**Objective**
Report, word for word, every line of the material that contains "approx".

[Start Stored records]

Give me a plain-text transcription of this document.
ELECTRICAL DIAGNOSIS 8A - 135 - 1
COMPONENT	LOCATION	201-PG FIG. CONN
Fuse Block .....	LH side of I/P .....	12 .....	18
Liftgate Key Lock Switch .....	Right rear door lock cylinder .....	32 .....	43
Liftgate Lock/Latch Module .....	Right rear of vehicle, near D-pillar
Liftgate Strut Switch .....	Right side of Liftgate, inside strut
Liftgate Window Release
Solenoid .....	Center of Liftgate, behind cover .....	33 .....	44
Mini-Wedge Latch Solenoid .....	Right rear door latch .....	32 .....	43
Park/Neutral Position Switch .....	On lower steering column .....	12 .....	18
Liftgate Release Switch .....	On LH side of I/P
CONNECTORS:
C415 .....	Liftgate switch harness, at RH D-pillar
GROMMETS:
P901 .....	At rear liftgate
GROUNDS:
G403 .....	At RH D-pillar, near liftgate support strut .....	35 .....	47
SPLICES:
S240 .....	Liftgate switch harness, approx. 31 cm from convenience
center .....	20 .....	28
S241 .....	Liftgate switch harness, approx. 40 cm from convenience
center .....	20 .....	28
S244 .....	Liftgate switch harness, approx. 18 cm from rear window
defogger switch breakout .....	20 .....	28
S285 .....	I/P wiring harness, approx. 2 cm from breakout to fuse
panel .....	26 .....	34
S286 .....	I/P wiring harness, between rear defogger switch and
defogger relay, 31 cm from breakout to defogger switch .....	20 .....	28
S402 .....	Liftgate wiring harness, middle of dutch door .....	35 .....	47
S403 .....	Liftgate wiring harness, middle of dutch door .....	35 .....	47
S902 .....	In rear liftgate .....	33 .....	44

[End Stored records]

**Completed exercise**
S240 .....	Liftgate switch harness, approx. 31 cm from convenience
S241 .....	Liftgate switch harness, approx. 40 cm from convenience
S244 .....	Liftgate switch harness, approx. 18 cm from rear window
S285 .....	I/P wiring harness, approx. 2 cm from breakout to fuse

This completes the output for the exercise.